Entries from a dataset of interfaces
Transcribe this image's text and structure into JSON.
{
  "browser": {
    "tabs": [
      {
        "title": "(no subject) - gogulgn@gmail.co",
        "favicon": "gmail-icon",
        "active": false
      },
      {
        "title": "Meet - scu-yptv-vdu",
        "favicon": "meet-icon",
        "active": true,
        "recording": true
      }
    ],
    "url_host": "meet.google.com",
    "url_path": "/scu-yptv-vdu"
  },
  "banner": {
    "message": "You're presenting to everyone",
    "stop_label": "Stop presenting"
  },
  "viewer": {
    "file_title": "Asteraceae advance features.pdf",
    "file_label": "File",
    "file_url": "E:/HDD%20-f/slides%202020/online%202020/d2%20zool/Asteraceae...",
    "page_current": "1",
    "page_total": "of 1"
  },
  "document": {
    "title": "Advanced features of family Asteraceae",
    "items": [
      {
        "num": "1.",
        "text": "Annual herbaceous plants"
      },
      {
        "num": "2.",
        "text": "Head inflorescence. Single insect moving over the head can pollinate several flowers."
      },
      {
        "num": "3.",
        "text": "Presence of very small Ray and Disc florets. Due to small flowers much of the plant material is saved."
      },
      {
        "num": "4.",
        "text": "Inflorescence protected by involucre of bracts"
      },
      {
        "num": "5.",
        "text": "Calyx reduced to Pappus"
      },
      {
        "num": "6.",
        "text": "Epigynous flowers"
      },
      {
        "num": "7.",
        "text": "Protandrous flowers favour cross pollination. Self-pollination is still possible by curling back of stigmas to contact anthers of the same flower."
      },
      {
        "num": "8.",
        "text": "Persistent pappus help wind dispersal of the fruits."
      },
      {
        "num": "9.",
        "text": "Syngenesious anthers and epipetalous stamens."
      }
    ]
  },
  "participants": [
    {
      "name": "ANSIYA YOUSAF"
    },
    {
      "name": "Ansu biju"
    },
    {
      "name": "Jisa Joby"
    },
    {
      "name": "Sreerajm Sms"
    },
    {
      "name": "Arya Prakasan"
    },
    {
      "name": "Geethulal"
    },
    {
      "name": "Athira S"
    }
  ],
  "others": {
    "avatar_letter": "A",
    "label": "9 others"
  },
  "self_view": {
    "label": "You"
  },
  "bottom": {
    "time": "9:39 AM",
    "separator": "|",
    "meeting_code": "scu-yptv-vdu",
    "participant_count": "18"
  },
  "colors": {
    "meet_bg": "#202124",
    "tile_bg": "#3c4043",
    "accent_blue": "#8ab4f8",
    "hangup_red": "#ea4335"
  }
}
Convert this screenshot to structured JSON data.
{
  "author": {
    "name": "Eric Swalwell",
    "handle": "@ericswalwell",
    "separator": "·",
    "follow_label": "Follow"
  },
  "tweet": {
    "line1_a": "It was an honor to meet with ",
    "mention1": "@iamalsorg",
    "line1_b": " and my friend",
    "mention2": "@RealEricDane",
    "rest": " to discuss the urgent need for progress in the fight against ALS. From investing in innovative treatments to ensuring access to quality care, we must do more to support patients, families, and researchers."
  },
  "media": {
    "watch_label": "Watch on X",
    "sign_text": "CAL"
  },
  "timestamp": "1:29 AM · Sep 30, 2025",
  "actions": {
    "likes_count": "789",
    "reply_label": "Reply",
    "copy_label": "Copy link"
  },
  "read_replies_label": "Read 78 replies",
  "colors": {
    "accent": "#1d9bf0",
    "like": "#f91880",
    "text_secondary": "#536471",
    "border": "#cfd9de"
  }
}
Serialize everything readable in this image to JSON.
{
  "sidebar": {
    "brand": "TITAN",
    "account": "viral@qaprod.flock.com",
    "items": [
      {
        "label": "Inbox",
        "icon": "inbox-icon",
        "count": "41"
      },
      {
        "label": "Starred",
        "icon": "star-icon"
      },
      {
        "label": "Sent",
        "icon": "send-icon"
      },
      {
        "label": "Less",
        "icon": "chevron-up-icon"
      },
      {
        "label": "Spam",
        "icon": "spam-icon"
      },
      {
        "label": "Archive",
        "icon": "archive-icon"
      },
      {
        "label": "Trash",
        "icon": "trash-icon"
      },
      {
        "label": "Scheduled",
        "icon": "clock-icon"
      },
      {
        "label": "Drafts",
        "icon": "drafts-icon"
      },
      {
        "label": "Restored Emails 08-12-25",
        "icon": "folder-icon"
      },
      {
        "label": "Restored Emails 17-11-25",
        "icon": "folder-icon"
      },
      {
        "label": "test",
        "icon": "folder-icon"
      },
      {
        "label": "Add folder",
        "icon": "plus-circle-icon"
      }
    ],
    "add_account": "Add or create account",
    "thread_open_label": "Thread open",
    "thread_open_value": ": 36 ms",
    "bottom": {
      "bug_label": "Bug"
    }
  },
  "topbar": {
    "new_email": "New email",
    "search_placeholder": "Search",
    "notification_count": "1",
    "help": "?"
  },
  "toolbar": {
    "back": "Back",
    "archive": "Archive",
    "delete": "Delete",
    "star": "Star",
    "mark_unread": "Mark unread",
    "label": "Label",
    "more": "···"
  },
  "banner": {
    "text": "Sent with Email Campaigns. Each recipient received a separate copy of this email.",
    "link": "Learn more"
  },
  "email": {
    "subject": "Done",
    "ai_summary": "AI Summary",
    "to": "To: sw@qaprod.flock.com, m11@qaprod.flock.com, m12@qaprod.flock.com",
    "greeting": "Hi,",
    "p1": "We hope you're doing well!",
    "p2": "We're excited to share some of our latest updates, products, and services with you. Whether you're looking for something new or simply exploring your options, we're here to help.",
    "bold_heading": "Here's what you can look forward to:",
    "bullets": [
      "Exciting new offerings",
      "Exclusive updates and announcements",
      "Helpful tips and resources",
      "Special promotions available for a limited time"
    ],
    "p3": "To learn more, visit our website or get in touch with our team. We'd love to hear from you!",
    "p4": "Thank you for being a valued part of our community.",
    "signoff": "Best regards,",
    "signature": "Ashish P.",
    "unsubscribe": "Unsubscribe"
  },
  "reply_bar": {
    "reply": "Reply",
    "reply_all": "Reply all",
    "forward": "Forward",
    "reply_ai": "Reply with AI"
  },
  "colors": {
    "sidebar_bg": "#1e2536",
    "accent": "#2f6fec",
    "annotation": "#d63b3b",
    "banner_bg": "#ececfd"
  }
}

**Task objective:**
The answer should be a number alone: how many lines of the entries hold the word "yptv"?

**Your response:**
3